START Provided material

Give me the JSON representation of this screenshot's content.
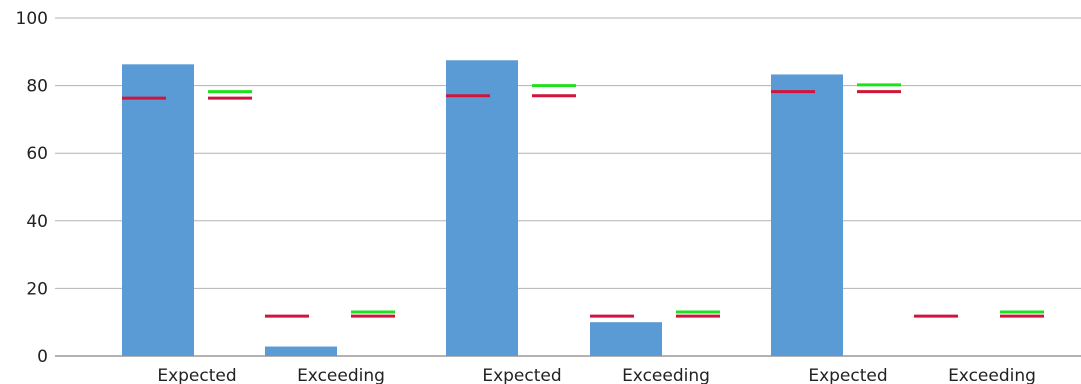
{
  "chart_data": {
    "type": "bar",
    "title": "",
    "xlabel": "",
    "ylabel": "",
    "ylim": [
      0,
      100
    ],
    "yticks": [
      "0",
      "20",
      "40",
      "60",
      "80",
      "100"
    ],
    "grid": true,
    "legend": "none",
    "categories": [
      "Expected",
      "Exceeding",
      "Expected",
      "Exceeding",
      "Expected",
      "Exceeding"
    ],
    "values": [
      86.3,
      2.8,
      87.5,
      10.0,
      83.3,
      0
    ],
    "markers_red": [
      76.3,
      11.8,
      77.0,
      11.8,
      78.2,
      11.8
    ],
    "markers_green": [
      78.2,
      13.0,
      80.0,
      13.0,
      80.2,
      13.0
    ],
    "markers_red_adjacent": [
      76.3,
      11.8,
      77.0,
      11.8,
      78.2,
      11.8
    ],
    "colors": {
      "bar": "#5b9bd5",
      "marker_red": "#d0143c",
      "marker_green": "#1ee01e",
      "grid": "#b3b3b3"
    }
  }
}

END Provided material

Aim of the exercise
Each entry gets copied exactly; the pictures stay out.

Solution for this problem
Give me the JSON representation of this screenshot's content.
{
  "chart_data": {
    "type": "bar",
    "title": "",
    "xlabel": "",
    "ylabel": "",
    "ylim": [
      0,
      100
    ],
    "yticks": [
      "0",
      "20",
      "40",
      "60",
      "80",
      "100"
    ],
    "grid": true,
    "legend": "none",
    "categories": [
      "Expected",
      "Exceeding",
      "Expected",
      "Exceeding",
      "Expected",
      "Exceeding"
    ],
    "values": [
      86.3,
      2.8,
      87.5,
      10.0,
      83.3,
      0
    ],
    "markers_red": [
      76.3,
      11.8,
      77.0,
      11.8,
      78.2,
      11.8
    ],
    "markers_green": [
      78.2,
      13.0,
      80.0,
      13.0,
      80.2,
      13.0
    ],
    "markers_red_adjacent": [
      76.3,
      11.8,
      77.0,
      11.8,
      78.2,
      11.8
    ],
    "colors": {
      "bar": "#5b9bd5",
      "marker_red": "#d0143c",
      "marker_green": "#1ee01e",
      "grid": "#b3b3b3"
    }
  }
}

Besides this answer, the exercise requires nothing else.